(begin)

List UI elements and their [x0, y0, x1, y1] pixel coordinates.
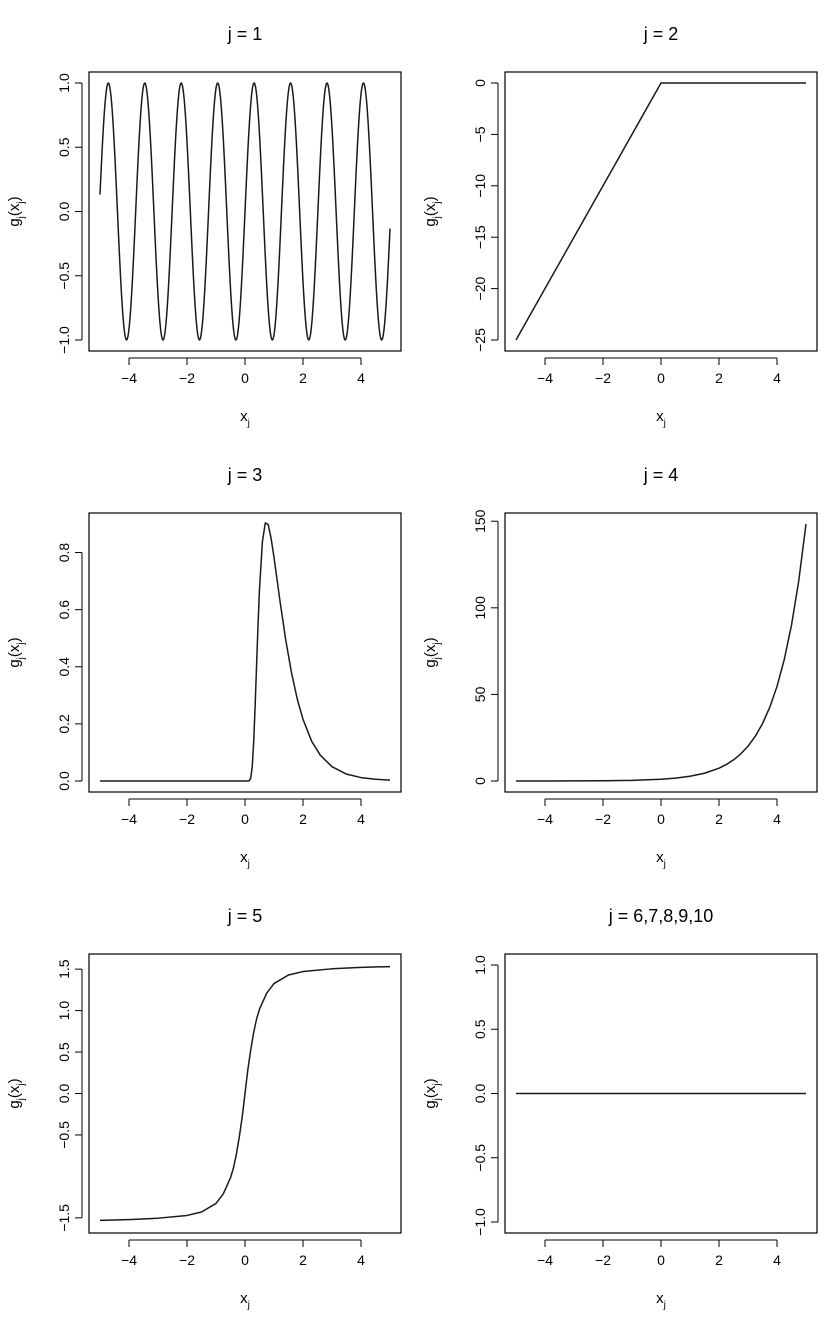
x-axis-label: xj	[656, 849, 666, 870]
plot-frame	[88, 953, 402, 1234]
x-tick-label: −4	[121, 370, 137, 386]
panel-title: j = 5	[227, 906, 263, 926]
x-tick-label: −2	[179, 811, 195, 827]
panel-title: j = 6,7,8,9,10	[608, 906, 714, 926]
y-axis-label: gj(xj)	[6, 637, 27, 667]
x-tick-label: 0	[657, 1252, 665, 1268]
y-tick-label: −0.5	[56, 1121, 72, 1149]
x-tick-label: 2	[715, 1252, 723, 1268]
y-tick-label: 0.0	[56, 771, 72, 791]
y-tick-label: 0.5	[56, 137, 72, 157]
y-tick-label: 0.6	[56, 600, 72, 620]
x-tick-label: −4	[537, 811, 553, 827]
y-tick-label: 0.2	[56, 714, 72, 734]
panel-title: j = 2	[643, 24, 679, 44]
panel-title: j = 3	[227, 465, 263, 485]
x-tick-label: 2	[299, 811, 307, 827]
x-tick-label: 0	[241, 1252, 249, 1268]
y-tick-label: −1.0	[56, 326, 72, 354]
x-tick-label: −4	[537, 1252, 553, 1268]
x-tick-label: 2	[299, 1252, 307, 1268]
y-tick-label: 0.0	[472, 1084, 488, 1104]
y-tick-label: 1.0	[56, 1001, 72, 1021]
x-tick-label: −2	[595, 370, 611, 386]
y-tick-label: −1.5	[56, 1204, 72, 1232]
x-tick-label: 2	[715, 811, 723, 827]
x-tick-label: 4	[773, 370, 781, 386]
panel-title: j = 1	[227, 24, 263, 44]
x-tick-label: −4	[121, 1252, 137, 1268]
y-tick-label: 0.4	[56, 657, 72, 677]
y-tick-label: 1.0	[472, 955, 488, 975]
x-tick-label: −4	[537, 370, 553, 386]
y-tick-label: 100	[472, 596, 488, 620]
x-tick-label: −2	[179, 370, 195, 386]
y-tick-label: 150	[472, 509, 488, 533]
x-tick-label: −2	[595, 811, 611, 827]
series-line	[99, 82, 391, 341]
y-tick-label: 0.0	[56, 1084, 72, 1104]
series-line	[515, 523, 807, 782]
x-tick-label: −4	[121, 811, 137, 827]
x-tick-label: 0	[657, 811, 665, 827]
x-axis-label: xj	[656, 1290, 666, 1311]
panel-4: j = 4 −4 −2 0 2 4 0 50 100 150 xj gj(xj)	[422, 465, 818, 870]
y-tick-label: 0.5	[56, 1042, 72, 1062]
y-tick-label: 0	[472, 79, 488, 87]
series-line	[515, 82, 806, 341]
x-tick-label: 2	[299, 370, 307, 386]
y-tick-label: 0.8	[56, 543, 72, 563]
panel-1: j = 1 −4 −2 0 2 4 −1.0 −0.5 0.0 0.5 1.0 xj gj(xj)	[6, 24, 402, 429]
y-tick-label: −5	[472, 126, 488, 142]
x-tick-label: 0	[657, 370, 665, 386]
plot-frame	[504, 71, 818, 352]
y-axis-label: gj(xj)	[422, 1078, 443, 1108]
y-tick-label: −1.0	[472, 1208, 488, 1236]
y-axis-label: gj(xj)	[6, 196, 27, 226]
panel-5: j = 5 −4 −2 0 2 4 −1.5 −0.5 0.0 0.5 1.0 1.5 xj gj(xj)	[6, 906, 402, 1311]
y-tick-label: −25	[472, 328, 488, 352]
y-tick-label: −15	[472, 225, 488, 249]
plot-frame	[88, 71, 402, 352]
y-tick-label: 0	[472, 777, 488, 785]
plot-frame	[504, 512, 818, 793]
x-tick-label: 4	[773, 1252, 781, 1268]
panel-3: j = 3 −4 −2 0 2 4 0.0 0.2 0.4 0.6 0.8 xj gj(xj)	[6, 465, 402, 870]
y-tick-label: 0.5	[472, 1019, 488, 1039]
y-axis-label: gj(xj)	[422, 637, 443, 667]
y-tick-label: −10	[472, 174, 488, 198]
series-line	[100, 522, 391, 782]
x-tick-label: −2	[595, 1252, 611, 1268]
y-tick-label: 50	[472, 686, 488, 702]
x-tick-label: 2	[715, 370, 723, 386]
x-tick-label: 4	[357, 370, 365, 386]
y-tick-label: 1.0	[56, 73, 72, 93]
x-tick-label: 0	[241, 811, 249, 827]
y-tick-label: 1.5	[56, 959, 72, 979]
y-axis-label: gj(xj)	[6, 1078, 27, 1108]
x-axis-label: xj	[240, 1290, 250, 1311]
plot-frame	[504, 953, 818, 1234]
x-axis-label: xj	[240, 408, 250, 429]
panel-6: j = 6,7,8,9,10 −4 −2 0 2 4 −1.0 −0.5 0.0 0.5 1.0 xj…	[422, 906, 818, 1311]
x-tick-label: −2	[179, 1252, 195, 1268]
y-tick-label: 0.0	[56, 202, 72, 222]
x-axis-label: xj	[240, 849, 250, 870]
y-axis-label: gj(xj)	[422, 196, 443, 226]
panel-title: j = 4	[643, 465, 679, 485]
plot-frame	[88, 512, 402, 793]
y-tick-label: −20	[472, 277, 488, 301]
x-axis-label: xj	[656, 408, 666, 429]
x-tick-label: 0	[241, 370, 249, 386]
x-tick-label: 4	[357, 811, 365, 827]
x-tick-label: 4	[773, 811, 781, 827]
series-line	[99, 965, 391, 1222]
y-tick-label: −0.5	[56, 262, 72, 290]
y-tick-label: −0.5	[472, 1144, 488, 1172]
x-tick-label: 4	[357, 1252, 365, 1268]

(end)

* **PROBLEM REQUIREMENTS**:
Could you swap "panel-title" for "subplot-title" in the entries that open with the line containing "849, 666, 870]" and close with the line containing "1252, 665, 1268]", then give back only those lines with everything else unchanged?

* **TASK SOLUTION**:
x-axis-label: xj	[656, 849, 666, 870]
plot-frame	[88, 953, 402, 1234]
x-tick-label: −4	[121, 370, 137, 386]
subplot-title: j = 5	[227, 906, 263, 926]
x-tick-label: −2	[179, 811, 195, 827]
subplot-title: j = 6,7,8,9,10	[608, 906, 714, 926]
y-axis-label: gj(xj)	[6, 637, 27, 667]
x-tick-label: 0	[657, 1252, 665, 1268]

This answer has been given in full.